Figure data in JSON
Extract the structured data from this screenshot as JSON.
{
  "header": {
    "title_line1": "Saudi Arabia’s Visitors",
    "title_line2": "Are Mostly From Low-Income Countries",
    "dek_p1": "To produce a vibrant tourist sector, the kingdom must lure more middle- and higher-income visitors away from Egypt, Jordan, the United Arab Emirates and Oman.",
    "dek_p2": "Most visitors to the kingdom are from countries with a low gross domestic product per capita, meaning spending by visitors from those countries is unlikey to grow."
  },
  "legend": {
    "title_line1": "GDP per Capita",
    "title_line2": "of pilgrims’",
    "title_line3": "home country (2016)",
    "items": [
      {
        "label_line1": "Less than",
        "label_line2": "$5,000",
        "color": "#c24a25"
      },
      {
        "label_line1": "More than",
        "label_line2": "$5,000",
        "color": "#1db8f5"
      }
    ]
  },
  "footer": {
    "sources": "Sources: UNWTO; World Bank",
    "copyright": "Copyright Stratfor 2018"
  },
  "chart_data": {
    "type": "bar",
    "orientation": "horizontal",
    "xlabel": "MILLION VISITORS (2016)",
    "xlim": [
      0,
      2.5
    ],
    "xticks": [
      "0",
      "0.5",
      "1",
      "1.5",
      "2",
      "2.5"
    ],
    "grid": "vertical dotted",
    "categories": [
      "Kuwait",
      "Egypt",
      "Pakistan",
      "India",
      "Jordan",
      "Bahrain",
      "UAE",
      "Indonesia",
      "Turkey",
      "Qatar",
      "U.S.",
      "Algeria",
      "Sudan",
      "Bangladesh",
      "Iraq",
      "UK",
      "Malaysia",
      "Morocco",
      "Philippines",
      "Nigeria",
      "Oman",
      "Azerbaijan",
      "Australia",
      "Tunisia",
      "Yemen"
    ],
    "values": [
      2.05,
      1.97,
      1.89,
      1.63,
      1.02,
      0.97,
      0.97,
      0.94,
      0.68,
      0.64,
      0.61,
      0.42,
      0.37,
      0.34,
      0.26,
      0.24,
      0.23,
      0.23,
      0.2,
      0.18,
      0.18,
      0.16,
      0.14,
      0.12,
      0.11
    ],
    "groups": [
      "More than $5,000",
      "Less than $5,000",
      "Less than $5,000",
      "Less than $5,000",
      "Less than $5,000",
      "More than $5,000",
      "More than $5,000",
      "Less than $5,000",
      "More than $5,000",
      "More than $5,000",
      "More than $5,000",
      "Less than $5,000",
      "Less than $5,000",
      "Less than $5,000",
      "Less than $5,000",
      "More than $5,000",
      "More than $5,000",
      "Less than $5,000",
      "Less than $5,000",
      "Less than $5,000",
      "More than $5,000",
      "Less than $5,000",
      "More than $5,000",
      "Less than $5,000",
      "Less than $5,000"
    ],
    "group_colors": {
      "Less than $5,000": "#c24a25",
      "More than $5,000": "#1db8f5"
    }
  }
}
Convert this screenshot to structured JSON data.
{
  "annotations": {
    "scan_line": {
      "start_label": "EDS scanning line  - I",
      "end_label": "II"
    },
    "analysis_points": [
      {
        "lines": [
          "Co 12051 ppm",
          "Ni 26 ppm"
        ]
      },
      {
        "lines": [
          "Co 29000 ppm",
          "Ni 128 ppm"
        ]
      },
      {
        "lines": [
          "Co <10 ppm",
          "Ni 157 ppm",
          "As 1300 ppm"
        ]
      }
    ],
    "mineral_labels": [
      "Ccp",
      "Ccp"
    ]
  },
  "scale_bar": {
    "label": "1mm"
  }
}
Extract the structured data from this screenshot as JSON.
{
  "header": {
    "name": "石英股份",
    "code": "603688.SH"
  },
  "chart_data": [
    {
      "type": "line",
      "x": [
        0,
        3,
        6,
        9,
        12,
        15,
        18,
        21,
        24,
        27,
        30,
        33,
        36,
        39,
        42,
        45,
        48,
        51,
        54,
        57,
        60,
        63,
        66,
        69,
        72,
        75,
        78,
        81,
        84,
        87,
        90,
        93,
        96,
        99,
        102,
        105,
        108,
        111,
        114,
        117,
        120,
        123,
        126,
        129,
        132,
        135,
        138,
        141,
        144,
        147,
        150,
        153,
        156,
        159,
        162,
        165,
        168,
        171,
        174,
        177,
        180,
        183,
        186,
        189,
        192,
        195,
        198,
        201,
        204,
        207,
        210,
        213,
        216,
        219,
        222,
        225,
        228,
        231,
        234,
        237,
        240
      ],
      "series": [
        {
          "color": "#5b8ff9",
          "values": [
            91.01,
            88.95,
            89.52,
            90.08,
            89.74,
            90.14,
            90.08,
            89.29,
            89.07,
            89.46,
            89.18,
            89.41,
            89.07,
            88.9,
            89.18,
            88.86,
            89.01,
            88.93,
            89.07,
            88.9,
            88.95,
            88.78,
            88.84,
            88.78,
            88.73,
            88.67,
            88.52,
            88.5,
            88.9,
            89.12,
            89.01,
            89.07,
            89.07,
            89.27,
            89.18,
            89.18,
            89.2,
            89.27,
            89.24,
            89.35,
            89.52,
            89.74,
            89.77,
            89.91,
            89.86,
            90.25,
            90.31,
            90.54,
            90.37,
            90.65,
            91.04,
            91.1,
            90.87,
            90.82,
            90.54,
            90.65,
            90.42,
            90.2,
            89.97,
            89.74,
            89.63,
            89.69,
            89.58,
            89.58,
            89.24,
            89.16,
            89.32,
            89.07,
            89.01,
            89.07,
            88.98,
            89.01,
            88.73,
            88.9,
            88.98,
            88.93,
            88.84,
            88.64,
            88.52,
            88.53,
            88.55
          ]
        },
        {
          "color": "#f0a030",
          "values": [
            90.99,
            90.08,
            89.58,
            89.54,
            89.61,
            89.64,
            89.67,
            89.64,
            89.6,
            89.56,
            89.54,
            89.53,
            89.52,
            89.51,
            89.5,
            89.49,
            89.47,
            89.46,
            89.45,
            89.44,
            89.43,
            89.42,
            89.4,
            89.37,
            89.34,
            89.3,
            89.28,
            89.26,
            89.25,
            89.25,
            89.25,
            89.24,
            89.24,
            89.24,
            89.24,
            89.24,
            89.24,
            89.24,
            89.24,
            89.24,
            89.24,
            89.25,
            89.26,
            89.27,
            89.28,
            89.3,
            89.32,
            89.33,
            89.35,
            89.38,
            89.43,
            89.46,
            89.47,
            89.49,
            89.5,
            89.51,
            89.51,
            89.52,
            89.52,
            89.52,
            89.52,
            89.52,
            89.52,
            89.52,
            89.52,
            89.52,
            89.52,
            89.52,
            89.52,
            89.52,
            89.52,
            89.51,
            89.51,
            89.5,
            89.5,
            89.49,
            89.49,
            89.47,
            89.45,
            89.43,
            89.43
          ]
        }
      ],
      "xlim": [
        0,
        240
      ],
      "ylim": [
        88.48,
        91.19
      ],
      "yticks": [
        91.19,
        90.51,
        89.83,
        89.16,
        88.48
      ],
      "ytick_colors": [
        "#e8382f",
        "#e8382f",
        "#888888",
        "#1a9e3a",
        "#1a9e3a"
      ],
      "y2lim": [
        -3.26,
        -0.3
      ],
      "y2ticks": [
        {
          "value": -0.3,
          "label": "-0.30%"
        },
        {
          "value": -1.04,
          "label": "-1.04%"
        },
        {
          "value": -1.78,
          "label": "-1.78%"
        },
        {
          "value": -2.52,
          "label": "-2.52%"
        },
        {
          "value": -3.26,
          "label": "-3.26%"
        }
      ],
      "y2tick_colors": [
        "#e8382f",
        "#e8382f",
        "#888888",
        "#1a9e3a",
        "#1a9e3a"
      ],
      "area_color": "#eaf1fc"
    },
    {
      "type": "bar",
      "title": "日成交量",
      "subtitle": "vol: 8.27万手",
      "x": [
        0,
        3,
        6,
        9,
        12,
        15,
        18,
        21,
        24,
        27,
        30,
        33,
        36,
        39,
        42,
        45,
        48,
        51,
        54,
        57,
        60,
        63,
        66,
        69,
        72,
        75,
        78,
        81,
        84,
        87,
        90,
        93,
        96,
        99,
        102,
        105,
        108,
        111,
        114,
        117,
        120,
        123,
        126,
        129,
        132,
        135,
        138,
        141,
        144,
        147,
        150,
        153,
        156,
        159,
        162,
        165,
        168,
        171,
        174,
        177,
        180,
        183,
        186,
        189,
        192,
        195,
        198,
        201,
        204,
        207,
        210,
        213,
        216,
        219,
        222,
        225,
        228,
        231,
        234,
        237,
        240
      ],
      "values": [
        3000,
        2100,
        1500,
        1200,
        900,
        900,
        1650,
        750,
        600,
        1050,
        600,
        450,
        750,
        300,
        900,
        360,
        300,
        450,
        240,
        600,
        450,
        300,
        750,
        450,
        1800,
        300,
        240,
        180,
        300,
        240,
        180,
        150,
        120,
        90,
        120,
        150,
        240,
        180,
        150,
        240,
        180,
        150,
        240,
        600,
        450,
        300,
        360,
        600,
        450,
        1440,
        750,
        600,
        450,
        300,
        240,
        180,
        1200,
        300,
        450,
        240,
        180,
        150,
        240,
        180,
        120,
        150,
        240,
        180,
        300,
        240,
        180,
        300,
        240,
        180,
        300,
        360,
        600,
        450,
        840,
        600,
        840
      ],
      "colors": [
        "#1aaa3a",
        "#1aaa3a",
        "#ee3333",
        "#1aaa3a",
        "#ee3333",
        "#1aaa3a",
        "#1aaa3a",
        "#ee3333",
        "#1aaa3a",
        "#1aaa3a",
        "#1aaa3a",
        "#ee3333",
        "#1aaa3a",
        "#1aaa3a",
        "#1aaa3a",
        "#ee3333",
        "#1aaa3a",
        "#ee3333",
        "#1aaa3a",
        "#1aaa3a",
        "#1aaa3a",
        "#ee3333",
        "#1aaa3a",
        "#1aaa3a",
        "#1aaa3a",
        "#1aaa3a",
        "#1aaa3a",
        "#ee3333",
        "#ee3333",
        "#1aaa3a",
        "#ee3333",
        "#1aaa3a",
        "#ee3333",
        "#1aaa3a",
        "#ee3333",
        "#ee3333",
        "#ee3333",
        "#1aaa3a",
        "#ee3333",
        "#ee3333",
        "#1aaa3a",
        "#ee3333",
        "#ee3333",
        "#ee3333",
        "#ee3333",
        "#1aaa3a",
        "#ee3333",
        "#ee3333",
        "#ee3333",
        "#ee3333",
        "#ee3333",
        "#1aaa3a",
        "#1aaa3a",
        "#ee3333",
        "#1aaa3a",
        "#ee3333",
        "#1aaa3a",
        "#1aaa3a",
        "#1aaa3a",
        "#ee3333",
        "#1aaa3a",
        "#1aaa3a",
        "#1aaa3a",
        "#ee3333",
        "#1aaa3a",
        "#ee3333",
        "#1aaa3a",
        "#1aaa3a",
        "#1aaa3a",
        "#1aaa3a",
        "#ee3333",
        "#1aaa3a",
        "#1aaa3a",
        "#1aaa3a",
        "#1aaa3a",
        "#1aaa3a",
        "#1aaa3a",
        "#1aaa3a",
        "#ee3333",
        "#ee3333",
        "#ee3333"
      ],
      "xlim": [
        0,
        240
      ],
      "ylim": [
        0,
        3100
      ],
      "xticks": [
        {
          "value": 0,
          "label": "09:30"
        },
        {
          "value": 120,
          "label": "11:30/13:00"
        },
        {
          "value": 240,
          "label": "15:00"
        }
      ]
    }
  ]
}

-- Work to complete --
Search the preceding listing for "Egypt" and extract every line where it is found.

-- Solution to the exercise --
    "dek_p1": "To produce a vibrant tourist sector, the kingdom must lure more middle- and higher-income visitors away from Egypt, Jordan, the United Arab Emirates and Oman.",
      "Egypt",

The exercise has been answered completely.